Question

Acidified water is taken for electrolysis of water because:
(A) It undergoes complete ionization
(B) It undergoes the oxidation
(C) It is a bad conductor of electricity
(D) It is in a pure state

Answer 1

Hint: The electrolysis is a process in which electrolytes breaks down into its ions on the passage of current. On the application of electricity, water generates the hydrogen ion and hydroxide ion. Since, the water has a very low ionization constant, the electrolysis of water is a difficult process.

Complete step by step answer:
Electrolysis is defined as the process by which the ionic substances can easily decompose into simpler forms like ions on the application of an electric current through the solution.
A solution conducts electricity, only when the ions of the solution are randomly dissolved in it.
The water $\text{ }{{\text{H}}_{\text{2}}}\text{O }$ dissociates in hydrogen ion ${{\text{H}}^{\text{+}}}$ and hydroxyl ion $\text{O}{{\text{H}}^{-}}$ .
The electricity conduction is based on the resistance offered by the solution. The water has extremely high resistance towards the current. Thus, the electrolysis of water requires very high energy in the form of the potential to overcome the energy barrier. In absence of an excess of energy, the electrolysis of pure water is a very slow process, rather it does not take place.
The self –ionization is also a key factor behind the conductivity of pure water. Water molecules self-dissociates into an equal amount of hydronium ion $\text{ }{{\text{H}}_{3}}{{\text{O}}^{\text{+}}}\text{ }$and hydroxide ion$\text{O}{{\text{H}}^{-}}$. The general reaction for the self –ionization or dissociation of water is as shown below:
$\text{ 2}{{\text{H}}_{\text{2}}}\text{O }\rightleftarrows \text{ }{{\text{H}}_{\text{3}}}{{\text{O}}^{\text{+}}}\text{ + O}{{\text{H}}^{-}}\text{ }$
The ionization constant for the self-ionization of water is$({{10}^{-14}})$. The value is small that it can even be considered that pure water does not undergo electrolysis and cannot conduct electricity. Ideally, pure water has a zero conductance.

• [DATA SECTION]

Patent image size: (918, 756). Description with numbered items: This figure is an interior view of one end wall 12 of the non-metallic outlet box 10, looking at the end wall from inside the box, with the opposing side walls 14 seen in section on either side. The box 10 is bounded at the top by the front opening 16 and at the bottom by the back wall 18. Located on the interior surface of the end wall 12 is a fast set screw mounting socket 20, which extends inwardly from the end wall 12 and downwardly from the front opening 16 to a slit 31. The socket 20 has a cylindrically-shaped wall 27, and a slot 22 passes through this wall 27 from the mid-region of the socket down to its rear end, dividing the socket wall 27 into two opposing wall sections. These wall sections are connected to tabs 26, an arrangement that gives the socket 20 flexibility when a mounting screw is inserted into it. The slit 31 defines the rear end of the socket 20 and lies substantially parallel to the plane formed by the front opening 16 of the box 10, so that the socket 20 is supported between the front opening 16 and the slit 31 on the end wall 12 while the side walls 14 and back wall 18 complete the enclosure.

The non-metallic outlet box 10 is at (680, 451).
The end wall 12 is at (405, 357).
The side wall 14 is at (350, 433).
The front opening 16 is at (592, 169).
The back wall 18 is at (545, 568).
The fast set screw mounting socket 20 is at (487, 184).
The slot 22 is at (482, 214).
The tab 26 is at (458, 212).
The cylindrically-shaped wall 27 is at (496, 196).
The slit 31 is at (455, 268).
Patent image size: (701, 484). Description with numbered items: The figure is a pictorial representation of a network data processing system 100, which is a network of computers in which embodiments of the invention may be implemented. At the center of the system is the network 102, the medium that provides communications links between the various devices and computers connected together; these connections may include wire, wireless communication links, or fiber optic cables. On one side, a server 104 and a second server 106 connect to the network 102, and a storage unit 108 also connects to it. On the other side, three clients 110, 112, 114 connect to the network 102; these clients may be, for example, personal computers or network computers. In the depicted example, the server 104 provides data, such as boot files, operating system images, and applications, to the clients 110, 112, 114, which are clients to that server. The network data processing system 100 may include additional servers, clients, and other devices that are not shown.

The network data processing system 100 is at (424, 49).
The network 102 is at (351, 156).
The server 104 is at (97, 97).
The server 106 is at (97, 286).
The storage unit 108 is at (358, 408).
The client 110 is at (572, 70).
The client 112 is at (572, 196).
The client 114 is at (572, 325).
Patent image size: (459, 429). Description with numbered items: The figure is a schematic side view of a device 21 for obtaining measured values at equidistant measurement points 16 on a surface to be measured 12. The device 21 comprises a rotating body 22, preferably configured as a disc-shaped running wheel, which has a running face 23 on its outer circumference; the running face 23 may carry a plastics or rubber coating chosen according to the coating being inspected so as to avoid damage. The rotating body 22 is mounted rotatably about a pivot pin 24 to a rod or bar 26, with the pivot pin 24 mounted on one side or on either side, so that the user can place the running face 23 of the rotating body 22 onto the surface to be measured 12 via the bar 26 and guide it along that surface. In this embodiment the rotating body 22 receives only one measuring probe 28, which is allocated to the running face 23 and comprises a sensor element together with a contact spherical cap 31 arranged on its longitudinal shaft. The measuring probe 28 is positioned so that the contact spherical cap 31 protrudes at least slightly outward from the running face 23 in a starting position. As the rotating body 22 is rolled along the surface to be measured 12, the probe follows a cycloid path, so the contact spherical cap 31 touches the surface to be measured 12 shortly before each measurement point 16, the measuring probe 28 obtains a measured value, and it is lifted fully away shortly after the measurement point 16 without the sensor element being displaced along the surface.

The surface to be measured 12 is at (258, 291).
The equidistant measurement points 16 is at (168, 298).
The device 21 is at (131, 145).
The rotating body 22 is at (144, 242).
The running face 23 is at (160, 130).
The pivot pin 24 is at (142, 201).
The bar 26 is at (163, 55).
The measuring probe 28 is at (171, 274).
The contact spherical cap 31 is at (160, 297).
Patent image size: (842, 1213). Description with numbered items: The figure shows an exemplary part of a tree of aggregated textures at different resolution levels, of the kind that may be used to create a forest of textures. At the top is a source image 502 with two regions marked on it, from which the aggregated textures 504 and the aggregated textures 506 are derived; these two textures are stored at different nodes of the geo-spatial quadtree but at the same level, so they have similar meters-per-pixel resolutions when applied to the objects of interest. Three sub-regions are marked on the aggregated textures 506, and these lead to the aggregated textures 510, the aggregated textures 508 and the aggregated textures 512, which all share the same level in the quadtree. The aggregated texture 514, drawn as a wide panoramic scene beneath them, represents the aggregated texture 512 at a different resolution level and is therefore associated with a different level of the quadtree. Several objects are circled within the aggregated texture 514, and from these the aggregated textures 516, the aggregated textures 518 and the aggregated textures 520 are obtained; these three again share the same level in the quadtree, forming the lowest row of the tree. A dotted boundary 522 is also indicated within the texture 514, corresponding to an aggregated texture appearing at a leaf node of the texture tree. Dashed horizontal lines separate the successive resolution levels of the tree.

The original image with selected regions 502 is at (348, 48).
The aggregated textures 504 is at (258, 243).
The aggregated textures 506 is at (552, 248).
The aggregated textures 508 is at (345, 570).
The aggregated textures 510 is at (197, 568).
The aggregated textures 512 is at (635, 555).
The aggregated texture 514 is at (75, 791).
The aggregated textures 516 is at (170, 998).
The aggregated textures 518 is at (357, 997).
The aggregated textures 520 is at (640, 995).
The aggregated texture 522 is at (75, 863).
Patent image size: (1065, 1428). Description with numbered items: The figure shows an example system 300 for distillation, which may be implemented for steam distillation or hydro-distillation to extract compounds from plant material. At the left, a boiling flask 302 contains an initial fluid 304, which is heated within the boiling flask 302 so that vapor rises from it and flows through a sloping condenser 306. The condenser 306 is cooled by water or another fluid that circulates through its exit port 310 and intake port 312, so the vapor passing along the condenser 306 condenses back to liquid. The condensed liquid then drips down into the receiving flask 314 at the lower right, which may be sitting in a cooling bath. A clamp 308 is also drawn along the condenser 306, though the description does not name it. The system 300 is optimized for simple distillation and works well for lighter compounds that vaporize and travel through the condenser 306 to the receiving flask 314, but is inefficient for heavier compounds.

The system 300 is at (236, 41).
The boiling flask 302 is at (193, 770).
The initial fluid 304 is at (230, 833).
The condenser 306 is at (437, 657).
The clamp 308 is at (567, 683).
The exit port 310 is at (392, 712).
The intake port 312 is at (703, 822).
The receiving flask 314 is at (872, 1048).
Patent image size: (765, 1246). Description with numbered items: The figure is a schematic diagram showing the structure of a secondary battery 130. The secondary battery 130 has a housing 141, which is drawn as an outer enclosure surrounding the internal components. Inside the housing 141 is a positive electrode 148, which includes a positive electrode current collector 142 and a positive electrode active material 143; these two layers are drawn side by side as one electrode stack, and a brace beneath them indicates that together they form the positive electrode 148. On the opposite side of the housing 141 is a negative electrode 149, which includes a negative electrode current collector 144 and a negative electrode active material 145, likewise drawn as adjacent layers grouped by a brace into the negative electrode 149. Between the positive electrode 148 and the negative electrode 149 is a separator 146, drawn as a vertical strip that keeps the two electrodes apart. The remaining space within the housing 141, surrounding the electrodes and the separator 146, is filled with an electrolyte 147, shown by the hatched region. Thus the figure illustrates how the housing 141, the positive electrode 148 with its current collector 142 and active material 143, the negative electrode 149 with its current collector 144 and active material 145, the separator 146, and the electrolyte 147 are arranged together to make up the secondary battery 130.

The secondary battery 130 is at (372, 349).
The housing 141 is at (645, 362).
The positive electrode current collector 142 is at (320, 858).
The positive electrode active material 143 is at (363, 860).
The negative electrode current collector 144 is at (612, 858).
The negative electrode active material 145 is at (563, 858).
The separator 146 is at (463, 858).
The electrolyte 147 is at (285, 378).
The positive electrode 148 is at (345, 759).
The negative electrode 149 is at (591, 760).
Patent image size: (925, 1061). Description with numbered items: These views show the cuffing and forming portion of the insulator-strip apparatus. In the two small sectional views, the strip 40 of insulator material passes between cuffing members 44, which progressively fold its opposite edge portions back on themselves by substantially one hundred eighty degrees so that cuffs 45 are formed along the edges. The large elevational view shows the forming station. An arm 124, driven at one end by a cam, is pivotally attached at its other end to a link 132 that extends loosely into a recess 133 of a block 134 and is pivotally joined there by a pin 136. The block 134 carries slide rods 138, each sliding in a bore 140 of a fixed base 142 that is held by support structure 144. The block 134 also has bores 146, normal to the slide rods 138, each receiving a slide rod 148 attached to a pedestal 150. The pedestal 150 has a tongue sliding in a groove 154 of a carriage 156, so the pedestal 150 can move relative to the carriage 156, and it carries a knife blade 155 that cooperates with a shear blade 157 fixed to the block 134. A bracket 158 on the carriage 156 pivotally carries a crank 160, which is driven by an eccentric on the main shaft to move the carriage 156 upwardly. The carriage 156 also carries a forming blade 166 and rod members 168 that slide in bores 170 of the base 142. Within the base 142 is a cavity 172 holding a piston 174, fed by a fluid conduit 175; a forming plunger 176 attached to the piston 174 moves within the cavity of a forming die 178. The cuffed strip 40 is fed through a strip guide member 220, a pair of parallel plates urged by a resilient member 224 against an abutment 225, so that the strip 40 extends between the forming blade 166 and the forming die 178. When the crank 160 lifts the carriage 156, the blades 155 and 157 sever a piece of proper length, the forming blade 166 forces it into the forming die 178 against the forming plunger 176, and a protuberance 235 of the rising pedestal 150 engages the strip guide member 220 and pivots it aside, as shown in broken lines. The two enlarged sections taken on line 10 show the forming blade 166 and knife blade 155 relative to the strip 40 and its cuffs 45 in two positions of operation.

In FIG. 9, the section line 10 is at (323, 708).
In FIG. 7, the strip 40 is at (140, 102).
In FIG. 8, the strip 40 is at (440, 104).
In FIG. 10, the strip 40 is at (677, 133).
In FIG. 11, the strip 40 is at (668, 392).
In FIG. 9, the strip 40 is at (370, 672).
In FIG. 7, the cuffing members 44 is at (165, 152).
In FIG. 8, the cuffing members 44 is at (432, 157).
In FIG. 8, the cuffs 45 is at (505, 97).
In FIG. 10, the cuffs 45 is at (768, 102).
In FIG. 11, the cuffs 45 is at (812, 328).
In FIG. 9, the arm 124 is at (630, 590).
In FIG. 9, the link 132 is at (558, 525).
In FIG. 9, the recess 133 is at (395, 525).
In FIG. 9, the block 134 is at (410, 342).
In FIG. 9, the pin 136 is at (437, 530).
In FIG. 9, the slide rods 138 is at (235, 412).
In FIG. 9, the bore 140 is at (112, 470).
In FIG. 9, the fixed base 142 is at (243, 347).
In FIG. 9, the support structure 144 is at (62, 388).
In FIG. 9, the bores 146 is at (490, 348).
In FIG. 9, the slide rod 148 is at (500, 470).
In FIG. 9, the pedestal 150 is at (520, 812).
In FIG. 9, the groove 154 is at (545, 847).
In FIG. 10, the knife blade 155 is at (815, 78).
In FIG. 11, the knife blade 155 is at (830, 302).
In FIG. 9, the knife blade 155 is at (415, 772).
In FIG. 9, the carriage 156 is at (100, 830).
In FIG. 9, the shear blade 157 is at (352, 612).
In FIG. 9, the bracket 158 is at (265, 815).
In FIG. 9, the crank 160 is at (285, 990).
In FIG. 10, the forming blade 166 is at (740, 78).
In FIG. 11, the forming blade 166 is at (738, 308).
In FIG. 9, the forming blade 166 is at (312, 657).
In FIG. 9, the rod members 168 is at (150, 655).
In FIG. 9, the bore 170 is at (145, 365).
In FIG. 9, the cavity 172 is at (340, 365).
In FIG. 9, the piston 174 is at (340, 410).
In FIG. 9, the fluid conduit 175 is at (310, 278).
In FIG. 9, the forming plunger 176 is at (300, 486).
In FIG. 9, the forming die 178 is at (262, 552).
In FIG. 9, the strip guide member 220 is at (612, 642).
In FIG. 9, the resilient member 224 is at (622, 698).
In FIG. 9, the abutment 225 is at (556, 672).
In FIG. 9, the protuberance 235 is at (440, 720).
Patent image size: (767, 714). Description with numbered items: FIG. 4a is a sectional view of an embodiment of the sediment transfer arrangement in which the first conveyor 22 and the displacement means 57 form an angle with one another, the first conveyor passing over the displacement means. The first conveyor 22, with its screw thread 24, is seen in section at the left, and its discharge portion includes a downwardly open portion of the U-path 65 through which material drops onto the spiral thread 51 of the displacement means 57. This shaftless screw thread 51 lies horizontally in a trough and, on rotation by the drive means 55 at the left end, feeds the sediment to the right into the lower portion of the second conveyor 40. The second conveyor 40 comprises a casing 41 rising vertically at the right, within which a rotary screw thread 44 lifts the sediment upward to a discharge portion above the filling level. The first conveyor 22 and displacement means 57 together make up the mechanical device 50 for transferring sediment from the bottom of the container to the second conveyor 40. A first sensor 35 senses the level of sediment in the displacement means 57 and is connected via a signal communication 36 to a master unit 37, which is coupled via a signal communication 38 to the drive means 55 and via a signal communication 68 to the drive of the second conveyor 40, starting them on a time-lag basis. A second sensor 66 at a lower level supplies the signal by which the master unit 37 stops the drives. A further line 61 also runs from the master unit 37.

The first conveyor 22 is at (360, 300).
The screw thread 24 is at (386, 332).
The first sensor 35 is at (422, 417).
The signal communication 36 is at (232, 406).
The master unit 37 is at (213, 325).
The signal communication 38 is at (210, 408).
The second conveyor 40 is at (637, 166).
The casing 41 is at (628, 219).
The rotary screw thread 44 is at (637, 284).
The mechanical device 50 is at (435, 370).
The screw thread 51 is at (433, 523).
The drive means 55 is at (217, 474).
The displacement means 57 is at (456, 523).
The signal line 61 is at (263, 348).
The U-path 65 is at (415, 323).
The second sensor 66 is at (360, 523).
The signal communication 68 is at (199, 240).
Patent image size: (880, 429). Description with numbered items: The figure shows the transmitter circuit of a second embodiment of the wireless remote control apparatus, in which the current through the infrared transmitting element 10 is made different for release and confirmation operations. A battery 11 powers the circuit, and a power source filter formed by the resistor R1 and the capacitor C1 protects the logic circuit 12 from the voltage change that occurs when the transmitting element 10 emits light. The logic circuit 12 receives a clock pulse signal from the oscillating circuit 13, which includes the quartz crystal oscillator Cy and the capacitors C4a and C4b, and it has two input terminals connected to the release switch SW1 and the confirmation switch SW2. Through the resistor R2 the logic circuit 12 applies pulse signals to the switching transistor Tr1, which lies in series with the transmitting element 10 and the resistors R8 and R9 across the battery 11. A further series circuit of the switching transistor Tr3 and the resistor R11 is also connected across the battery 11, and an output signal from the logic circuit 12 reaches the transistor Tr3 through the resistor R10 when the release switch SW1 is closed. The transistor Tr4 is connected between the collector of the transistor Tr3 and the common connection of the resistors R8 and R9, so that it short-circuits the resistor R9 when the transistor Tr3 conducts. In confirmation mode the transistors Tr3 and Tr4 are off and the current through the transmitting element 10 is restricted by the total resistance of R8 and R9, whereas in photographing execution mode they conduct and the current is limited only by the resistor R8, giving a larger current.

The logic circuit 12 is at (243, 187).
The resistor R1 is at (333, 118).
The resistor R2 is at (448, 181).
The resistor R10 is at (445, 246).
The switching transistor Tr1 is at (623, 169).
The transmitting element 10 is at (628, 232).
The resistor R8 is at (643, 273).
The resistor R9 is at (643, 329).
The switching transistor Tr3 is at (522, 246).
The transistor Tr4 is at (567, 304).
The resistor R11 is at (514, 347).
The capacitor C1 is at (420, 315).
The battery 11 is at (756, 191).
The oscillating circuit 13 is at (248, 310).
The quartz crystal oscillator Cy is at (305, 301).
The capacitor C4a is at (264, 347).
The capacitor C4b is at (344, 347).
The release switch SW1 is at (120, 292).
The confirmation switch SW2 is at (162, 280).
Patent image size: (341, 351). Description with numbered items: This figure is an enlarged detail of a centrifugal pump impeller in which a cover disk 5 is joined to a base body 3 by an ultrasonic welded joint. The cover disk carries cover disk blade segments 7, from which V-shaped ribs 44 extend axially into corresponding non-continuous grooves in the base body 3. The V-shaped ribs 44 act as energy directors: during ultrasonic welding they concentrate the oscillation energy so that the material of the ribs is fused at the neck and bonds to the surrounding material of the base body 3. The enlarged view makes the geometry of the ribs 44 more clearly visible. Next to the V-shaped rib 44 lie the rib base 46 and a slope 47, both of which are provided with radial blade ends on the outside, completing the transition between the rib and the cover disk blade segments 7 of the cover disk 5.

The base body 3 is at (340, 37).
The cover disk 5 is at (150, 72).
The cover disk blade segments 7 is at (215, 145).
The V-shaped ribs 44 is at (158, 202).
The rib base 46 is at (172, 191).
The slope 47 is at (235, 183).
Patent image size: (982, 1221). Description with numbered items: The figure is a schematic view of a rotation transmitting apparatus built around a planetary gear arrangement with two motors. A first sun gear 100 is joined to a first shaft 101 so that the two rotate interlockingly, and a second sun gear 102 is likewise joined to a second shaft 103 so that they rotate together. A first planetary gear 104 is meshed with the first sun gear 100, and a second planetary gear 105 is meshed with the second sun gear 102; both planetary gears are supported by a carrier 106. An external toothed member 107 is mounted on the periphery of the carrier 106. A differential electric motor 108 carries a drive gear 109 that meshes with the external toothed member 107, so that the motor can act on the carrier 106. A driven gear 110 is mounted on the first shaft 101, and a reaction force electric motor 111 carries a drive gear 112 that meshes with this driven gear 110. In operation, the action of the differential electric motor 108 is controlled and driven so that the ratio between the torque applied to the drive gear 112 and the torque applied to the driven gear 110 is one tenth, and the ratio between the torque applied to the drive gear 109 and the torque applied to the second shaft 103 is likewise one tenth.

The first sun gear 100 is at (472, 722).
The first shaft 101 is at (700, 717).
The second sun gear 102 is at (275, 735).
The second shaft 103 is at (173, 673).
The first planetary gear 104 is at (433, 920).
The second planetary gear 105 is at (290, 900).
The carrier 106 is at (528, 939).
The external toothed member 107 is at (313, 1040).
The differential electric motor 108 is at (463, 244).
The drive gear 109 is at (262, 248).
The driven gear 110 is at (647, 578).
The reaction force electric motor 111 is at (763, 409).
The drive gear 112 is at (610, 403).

• [WRITTEN REQUEST] Rewrite the electrolysis passage, starting with "Complete step by" and going on through "dissolved in it.", with "liquid" in place of every "solution".

• [COMPLETE ANSWER]
Complete step by step answer:
Electrolysis is defined as the process by which the ionic substances can easily decompose into simpler forms like ions on the application of an electric current through the liquid.
A liquid conducts electricity, only when the ions of the liquid are randomly dissolved in it.